Exercise instructions: Give the material once more, word for word, without any images.

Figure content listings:

————————

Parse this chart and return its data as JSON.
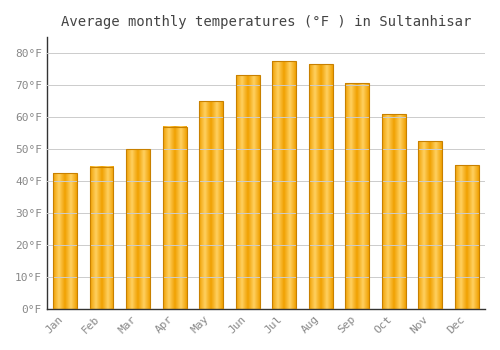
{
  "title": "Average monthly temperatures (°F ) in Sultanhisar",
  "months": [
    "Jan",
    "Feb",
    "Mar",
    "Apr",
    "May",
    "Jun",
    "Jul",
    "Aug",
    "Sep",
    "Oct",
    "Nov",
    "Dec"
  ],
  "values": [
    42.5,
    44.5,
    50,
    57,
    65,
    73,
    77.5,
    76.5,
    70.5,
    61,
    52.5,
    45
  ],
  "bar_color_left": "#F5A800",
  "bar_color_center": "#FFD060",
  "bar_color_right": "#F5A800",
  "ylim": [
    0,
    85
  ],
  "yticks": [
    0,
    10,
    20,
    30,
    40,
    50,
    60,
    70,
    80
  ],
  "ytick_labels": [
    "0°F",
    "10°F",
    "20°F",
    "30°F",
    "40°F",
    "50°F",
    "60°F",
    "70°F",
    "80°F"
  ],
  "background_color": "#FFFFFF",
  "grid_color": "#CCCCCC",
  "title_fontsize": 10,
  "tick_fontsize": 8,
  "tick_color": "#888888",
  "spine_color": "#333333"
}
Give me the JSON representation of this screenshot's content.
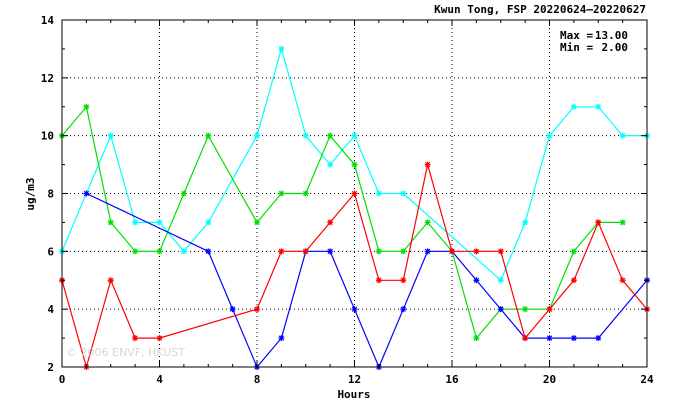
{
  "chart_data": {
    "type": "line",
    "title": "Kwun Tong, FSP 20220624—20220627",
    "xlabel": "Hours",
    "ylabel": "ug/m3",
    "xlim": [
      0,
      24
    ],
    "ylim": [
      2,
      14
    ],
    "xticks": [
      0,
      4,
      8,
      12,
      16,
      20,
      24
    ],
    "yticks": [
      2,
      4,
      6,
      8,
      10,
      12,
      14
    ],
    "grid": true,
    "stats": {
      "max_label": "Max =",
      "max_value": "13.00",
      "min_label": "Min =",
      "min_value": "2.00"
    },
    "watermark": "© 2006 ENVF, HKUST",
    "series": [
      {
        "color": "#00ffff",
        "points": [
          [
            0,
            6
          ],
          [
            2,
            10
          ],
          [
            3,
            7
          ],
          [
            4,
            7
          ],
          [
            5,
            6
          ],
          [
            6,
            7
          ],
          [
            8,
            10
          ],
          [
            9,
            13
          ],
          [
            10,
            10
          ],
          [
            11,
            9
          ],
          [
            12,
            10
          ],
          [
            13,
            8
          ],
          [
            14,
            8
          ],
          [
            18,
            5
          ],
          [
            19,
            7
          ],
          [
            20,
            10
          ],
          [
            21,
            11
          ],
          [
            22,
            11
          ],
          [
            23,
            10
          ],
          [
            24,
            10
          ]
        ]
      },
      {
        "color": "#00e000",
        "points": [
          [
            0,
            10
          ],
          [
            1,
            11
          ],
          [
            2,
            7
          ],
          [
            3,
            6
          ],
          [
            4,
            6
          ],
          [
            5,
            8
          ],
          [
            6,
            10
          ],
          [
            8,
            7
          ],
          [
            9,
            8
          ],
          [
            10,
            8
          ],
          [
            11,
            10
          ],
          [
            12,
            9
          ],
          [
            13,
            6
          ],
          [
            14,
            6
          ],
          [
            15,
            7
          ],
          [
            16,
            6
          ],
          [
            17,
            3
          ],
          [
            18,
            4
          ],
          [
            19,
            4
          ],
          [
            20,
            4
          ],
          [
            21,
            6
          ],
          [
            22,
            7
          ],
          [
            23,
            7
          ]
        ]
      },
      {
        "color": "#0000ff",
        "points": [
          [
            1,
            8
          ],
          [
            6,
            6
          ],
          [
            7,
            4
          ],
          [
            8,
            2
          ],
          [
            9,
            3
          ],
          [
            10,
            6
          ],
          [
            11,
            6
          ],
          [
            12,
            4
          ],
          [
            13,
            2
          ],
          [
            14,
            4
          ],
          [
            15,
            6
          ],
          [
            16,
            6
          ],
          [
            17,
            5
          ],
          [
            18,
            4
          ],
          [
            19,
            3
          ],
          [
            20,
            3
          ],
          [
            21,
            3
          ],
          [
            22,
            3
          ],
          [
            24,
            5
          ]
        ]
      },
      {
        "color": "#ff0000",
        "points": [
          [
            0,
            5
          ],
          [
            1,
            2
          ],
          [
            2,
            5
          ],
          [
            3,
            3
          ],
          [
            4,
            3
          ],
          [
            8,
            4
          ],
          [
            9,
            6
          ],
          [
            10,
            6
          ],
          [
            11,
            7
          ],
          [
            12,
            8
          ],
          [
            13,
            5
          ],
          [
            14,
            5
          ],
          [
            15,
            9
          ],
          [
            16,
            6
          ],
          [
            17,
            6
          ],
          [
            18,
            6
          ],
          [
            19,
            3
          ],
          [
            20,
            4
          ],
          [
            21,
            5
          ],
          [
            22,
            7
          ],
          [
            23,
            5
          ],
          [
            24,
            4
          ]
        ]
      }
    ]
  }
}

————————

Correct answer:
Parse this chart and return its data as JSON.
{
  "title": "Average monthly temperatures (°F ) in Sultanhisar",
  "months": [
    "Jan",
    "Feb",
    "Mar",
    "Apr",
    "May",
    "Jun",
    "Jul",
    "Aug",
    "Sep",
    "Oct",
    "Nov",
    "Dec"
  ],
  "values": [
    42.5,
    44.5,
    50,
    57,
    65,
    73,
    77.5,
    76.5,
    70.5,
    61,
    52.5,
    45
  ],
  "bar_color_left": "#F5A800",
  "bar_color_center": "#FFD060",
  "bar_color_right": "#F5A800",
  "ylim": [
    0,
    85
  ],
  "yticks": [
    0,
    10,
    20,
    30,
    40,
    50,
    60,
    70,
    80
  ],
  "ytick_labels": [
    "0°F",
    "10°F",
    "20°F",
    "30°F",
    "40°F",
    "50°F",
    "60°F",
    "70°F",
    "80°F"
  ],
  "background_color": "#FFFFFF",
  "grid_color": "#CCCCCC",
  "title_fontsize": 10,
  "tick_fontsize": 8,
  "tick_color": "#888888",
  "spine_color": "#333333"
}
Give me the JSON representation of this screenshot's content.
{
  "chart_data": {
    "type": "line",
    "title": "Kwun Tong, FSP 20220624—20220627",
    "xlabel": "Hours",
    "ylabel": "ug/m3",
    "xlim": [
      0,
      24
    ],
    "ylim": [
      2,
      14
    ],
    "xticks": [
      0,
      4,
      8,
      12,
      16,
      20,
      24
    ],
    "yticks": [
      2,
      4,
      6,
      8,
      10,
      12,
      14
    ],
    "grid": true,
    "stats": {
      "max_label": "Max =",
      "max_value": "13.00",
      "min_label": "Min =",
      "min_value": "2.00"
    },
    "watermark": "© 2006 ENVF, HKUST",
    "series": [
      {
        "color": "#00ffff",
        "points": [
          [
            0,
            6
          ],
          [
            2,
            10
          ],
          [
            3,
            7
          ],
          [
            4,
            7
          ],
          [
            5,
            6
          ],
          [
            6,
            7
          ],
          [
            8,
            10
          ],
          [
            9,
            13
          ],
          [
            10,
            10
          ],
          [
            11,
            9
          ],
          [
            12,
            10
          ],
          [
            13,
            8
          ],
          [
            14,
            8
          ],
          [
            18,
            5
          ],
          [
            19,
            7
          ],
          [
            20,
            10
          ],
          [
            21,
            11
          ],
          [
            22,
            11
          ],
          [
            23,
            10
          ],
          [
            24,
            10
          ]
        ]
      },
      {
        "color": "#00e000",
        "points": [
          [
            0,
            10
          ],
          [
            1,
            11
          ],
          [
            2,
            7
          ],
          [
            3,
            6
          ],
          [
            4,
            6
          ],
          [
            5,
            8
          ],
          [
            6,
            10
          ],
          [
            8,
            7
          ],
          [
            9,
            8
          ],
          [
            10,
            8
          ],
          [
            11,
            10
          ],
          [
            12,
            9
          ],
          [
            13,
            6
          ],
          [
            14,
            6
          ],
          [
            15,
            7
          ],
          [
            16,
            6
          ],
          [
            17,
            3
          ],
          [
            18,
            4
          ],
          [
            19,
            4
          ],
          [
            20,
            4
          ],
          [
            21,
            6
          ],
          [
            22,
            7
          ],
          [
            23,
            7
          ]
        ]
      },
      {
        "color": "#0000ff",
        "points": [
          [
            1,
            8
          ],
          [
            6,
            6
          ],
          [
            7,
            4
          ],
          [
            8,
            2
          ],
          [
            9,
            3
          ],
          [
            10,
            6
          ],
          [
            11,
            6
          ],
          [
            12,
            4
          ],
          [
            13,
            2
          ],
          [
            14,
            4
          ],
          [
            15,
            6
          ],
          [
            16,
            6
          ],
          [
            17,
            5
          ],
          [
            18,
            4
          ],
          [
            19,
            3
          ],
          [
            20,
            3
          ],
          [
            21,
            3
          ],
          [
            22,
            3
          ],
          [
            24,
            5
          ]
        ]
      },
      {
        "color": "#ff0000",
        "points": [
          [
            0,
            5
          ],
          [
            1,
            2
          ],
          [
            2,
            5
          ],
          [
            3,
            3
          ],
          [
            4,
            3
          ],
          [
            8,
            4
          ],
          [
            9,
            6
          ],
          [
            10,
            6
          ],
          [
            11,
            7
          ],
          [
            12,
            8
          ],
          [
            13,
            5
          ],
          [
            14,
            5
          ],
          [
            15,
            9
          ],
          [
            16,
            6
          ],
          [
            17,
            6
          ],
          [
            18,
            6
          ],
          [
            19,
            3
          ],
          [
            20,
            4
          ],
          [
            21,
            5
          ],
          [
            22,
            7
          ],
          [
            23,
            5
          ],
          [
            24,
            4
          ]
        ]
      }
    ]
  }
}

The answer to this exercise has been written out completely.